> _DO THIS_: Repeat what the lines below say, word for word, and skip every image.

> _RAW RECORDS_:

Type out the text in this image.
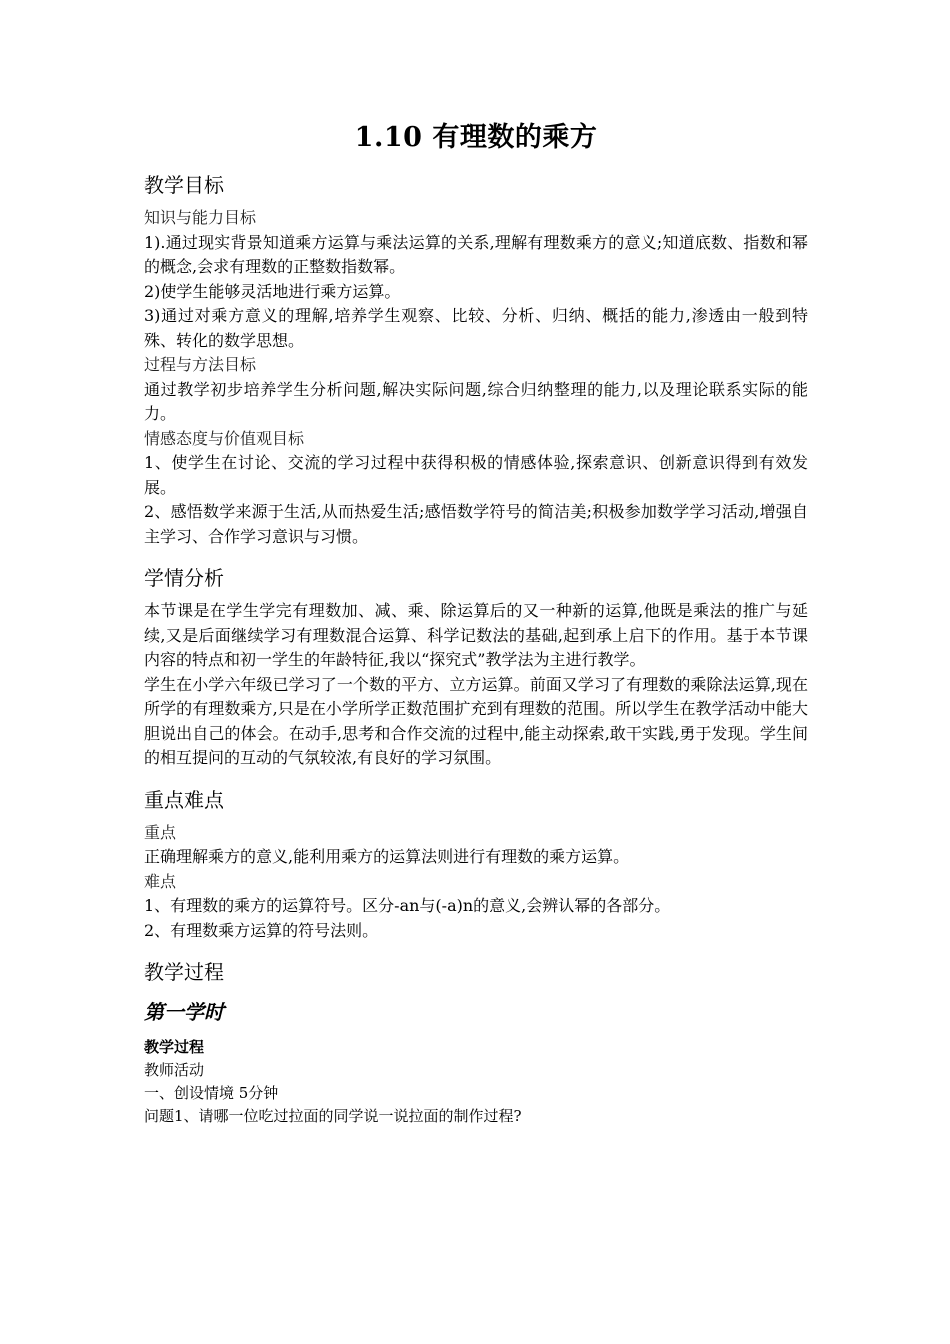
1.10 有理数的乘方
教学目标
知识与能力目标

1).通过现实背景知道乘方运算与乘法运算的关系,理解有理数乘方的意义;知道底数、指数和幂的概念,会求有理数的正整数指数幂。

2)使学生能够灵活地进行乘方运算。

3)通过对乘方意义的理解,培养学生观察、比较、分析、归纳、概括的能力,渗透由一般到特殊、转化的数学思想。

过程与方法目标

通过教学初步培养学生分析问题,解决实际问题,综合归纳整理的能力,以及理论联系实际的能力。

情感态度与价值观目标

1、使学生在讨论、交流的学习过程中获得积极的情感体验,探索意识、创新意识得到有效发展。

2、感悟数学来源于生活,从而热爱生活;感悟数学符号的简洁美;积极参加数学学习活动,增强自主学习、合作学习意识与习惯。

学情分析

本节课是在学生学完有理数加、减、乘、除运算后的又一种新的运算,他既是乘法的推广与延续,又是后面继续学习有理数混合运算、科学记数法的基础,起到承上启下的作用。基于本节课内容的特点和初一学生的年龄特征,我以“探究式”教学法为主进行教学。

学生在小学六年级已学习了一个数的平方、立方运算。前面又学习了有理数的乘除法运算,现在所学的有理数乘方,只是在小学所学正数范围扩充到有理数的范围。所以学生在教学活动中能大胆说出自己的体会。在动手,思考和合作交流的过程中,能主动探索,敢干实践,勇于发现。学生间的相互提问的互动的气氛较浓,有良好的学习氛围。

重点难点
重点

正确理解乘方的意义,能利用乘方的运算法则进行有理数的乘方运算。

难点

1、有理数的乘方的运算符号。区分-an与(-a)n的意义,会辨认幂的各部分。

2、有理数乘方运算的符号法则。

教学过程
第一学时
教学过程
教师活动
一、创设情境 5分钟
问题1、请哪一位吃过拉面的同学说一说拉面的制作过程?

> _OUTPUT_:
Type out the text in this image.
1.10 有理数的乘方
教学目标
知识与能力目标

1).通过现实背景知道乘方运算与乘法运算的关系,理解有理数乘方的意义;知道底数、指数和幂的概念,会求有理数的正整数指数幂。

2)使学生能够灵活地进行乘方运算。

3)通过对乘方意义的理解,培养学生观察、比较、分析、归纳、概括的能力,渗透由一般到特殊、转化的数学思想。

过程与方法目标

通过教学初步培养学生分析问题,解决实际问题,综合归纳整理的能力,以及理论联系实际的能力。

情感态度与价值观目标

1、使学生在讨论、交流的学习过程中获得积极的情感体验,探索意识、创新意识得到有效发展。

2、感悟数学来源于生活,从而热爱生活;感悟数学符号的简洁美;积极参加数学学习活动,增强自主学习、合作学习意识与习惯。

学情分析

本节课是在学生学完有理数加、减、乘、除运算后的又一种新的运算,他既是乘法的推广与延续,又是后面继续学习有理数混合运算、科学记数法的基础,起到承上启下的作用。基于本节课内容的特点和初一学生的年龄特征,我以“探究式”教学法为主进行教学。

学生在小学六年级已学习了一个数的平方、立方运算。前面又学习了有理数的乘除法运算,现在所学的有理数乘方,只是在小学所学正数范围扩充到有理数的范围。所以学生在教学活动中能大胆说出自己的体会。在动手,思考和合作交流的过程中,能主动探索,敢干实践,勇于发现。学生间的相互提问的互动的气氛较浓,有良好的学习氛围。

重点难点
重点

正确理解乘方的意义,能利用乘方的运算法则进行有理数的乘方运算。

难点

1、有理数的乘方的运算符号。区分-an与(-a)n的意义,会辨认幂的各部分。

2、有理数乘方运算的符号法则。

教学过程
第一学时
教学过程
教师活动
一、创设情境 5分钟
问题1、请哪一位吃过拉面的同学说一说拉面的制作过程?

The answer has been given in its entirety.